(Request): Copy out, unchanged, the stretch from the very start of the records through the line containing "1163 1058 1257</box>".

+++ Provided information

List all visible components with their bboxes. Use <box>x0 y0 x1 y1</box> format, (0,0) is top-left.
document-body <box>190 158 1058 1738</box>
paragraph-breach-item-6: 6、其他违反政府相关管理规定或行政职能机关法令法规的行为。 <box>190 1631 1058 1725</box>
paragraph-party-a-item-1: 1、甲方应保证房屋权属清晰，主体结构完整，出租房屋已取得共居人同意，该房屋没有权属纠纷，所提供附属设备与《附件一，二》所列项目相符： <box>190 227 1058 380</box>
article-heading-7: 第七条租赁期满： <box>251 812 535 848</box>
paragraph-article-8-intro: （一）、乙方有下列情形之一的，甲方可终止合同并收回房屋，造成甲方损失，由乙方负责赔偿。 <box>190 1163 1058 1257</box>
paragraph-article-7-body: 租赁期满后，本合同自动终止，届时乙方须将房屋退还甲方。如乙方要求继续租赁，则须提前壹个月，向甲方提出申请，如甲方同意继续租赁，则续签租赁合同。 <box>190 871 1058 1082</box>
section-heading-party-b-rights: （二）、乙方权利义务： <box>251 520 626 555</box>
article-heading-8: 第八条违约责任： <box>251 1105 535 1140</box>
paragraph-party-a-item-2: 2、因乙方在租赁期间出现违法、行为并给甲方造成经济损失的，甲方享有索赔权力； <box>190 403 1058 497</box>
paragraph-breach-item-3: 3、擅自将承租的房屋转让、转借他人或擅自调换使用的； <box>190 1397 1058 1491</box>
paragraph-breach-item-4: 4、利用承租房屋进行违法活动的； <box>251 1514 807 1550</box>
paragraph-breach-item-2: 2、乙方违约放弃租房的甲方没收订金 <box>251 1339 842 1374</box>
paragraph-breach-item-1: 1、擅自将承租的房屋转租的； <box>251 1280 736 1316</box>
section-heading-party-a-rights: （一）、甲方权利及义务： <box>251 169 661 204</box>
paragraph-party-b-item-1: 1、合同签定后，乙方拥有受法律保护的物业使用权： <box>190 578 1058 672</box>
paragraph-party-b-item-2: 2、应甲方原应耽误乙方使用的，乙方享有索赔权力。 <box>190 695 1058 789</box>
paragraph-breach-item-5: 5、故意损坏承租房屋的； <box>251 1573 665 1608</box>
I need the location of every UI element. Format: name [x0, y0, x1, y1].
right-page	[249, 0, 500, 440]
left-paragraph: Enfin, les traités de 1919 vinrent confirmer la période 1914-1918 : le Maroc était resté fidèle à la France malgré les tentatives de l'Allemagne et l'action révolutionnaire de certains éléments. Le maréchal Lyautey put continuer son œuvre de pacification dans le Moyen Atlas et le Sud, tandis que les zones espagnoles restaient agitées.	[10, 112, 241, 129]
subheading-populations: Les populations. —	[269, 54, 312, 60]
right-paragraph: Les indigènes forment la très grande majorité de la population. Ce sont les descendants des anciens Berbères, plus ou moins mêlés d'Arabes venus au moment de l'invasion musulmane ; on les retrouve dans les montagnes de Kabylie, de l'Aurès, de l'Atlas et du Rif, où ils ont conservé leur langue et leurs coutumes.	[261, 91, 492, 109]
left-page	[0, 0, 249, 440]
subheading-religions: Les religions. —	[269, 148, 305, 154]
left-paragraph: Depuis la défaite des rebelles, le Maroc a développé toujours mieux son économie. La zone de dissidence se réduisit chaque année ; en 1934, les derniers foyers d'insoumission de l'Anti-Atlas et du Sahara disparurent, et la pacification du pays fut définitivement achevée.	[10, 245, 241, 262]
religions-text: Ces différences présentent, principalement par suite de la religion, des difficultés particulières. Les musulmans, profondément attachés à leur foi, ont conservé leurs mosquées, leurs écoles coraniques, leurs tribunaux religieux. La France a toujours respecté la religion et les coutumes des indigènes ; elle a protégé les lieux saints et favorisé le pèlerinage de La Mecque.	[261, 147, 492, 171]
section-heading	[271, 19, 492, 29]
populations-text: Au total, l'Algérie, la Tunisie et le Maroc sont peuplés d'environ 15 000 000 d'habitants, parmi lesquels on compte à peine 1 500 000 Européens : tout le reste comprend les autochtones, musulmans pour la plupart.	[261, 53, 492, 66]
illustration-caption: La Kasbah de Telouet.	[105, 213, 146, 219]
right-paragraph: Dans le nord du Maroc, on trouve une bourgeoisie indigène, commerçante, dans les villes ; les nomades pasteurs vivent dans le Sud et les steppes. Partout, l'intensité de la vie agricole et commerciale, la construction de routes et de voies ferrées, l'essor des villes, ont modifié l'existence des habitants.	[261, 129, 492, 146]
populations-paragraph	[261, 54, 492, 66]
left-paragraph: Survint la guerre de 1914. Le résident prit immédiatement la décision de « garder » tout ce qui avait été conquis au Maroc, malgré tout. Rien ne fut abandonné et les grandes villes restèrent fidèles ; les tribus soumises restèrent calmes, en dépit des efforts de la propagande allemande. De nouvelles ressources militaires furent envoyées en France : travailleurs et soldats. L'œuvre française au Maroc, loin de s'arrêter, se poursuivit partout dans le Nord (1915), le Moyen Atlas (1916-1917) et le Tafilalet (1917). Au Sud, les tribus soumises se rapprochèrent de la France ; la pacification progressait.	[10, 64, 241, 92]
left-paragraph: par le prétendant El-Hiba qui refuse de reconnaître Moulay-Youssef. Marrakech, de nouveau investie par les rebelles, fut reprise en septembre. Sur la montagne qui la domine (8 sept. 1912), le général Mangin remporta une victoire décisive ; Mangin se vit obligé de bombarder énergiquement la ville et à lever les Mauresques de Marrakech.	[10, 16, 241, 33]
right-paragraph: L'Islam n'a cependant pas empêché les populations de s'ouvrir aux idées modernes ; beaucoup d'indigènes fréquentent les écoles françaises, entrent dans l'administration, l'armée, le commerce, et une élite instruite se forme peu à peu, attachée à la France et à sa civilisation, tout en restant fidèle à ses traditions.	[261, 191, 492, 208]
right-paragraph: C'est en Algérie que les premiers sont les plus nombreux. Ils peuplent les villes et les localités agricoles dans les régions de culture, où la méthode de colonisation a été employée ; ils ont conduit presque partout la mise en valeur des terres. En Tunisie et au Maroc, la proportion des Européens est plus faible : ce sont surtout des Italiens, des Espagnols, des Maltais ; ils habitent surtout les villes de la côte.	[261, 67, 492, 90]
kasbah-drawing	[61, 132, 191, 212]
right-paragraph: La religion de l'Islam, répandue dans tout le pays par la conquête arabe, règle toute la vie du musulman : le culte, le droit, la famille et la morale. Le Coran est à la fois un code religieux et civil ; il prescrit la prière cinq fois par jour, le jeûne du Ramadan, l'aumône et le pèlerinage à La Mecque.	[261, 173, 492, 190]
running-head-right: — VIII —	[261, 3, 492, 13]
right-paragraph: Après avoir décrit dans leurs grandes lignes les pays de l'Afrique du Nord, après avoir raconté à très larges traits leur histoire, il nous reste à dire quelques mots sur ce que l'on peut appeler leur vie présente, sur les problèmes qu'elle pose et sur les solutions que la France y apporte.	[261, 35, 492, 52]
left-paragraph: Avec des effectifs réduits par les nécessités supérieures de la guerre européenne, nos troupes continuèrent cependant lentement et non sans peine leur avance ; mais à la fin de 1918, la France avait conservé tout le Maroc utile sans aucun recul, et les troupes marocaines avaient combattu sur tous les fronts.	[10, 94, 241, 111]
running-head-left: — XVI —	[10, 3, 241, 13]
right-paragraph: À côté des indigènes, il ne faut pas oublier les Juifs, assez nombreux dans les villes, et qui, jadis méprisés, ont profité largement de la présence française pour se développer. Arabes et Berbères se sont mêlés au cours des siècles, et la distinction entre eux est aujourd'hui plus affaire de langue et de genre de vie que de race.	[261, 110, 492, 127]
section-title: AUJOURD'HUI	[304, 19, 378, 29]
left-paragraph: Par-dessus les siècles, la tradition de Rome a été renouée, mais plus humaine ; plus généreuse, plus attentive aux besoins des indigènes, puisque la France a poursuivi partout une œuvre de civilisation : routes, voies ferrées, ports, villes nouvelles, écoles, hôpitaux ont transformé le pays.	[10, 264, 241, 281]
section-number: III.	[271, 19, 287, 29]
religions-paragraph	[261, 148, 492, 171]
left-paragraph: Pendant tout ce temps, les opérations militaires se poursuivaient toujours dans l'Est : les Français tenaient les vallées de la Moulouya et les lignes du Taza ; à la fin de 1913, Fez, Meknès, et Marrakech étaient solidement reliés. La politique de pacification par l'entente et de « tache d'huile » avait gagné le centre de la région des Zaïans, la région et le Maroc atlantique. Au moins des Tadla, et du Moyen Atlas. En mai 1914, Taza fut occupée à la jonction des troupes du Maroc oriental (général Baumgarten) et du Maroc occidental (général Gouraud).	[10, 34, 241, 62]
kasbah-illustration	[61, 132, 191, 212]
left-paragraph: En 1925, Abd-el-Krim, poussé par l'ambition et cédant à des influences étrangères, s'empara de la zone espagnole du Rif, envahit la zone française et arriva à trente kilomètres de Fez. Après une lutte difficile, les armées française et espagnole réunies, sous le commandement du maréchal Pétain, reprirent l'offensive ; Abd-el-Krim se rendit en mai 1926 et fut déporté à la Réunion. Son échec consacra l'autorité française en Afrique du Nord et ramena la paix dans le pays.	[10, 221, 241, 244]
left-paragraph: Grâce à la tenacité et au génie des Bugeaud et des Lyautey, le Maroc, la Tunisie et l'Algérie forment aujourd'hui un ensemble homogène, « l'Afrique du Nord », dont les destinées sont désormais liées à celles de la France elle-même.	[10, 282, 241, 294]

++++++

(The response):
List all visible components with their bboxes. Use <box>x0 y0 x1 y1</box> format, (0,0) is top-left.
document-body <box>190 158 1058 1738</box>
paragraph-breach-item-6: 6、其他违反政府相关管理规定或行政职能机关法令法规的行为。 <box>190 1631 1058 1725</box>
paragraph-party-a-item-1: 1、甲方应保证房屋权属清晰，主体结构完整，出租房屋已取得共居人同意，该房屋没有权属纠纷，所提供附属设备与《附件一，二》所列项目相符： <box>190 227 1058 380</box>
article-heading-7: 第七条租赁期满： <box>251 812 535 848</box>
paragraph-article-8-intro: （一）、乙方有下列情形之一的，甲方可终止合同并收回房屋，造成甲方损失，由乙方负责赔偿。 <box>190 1163 1058 1257</box>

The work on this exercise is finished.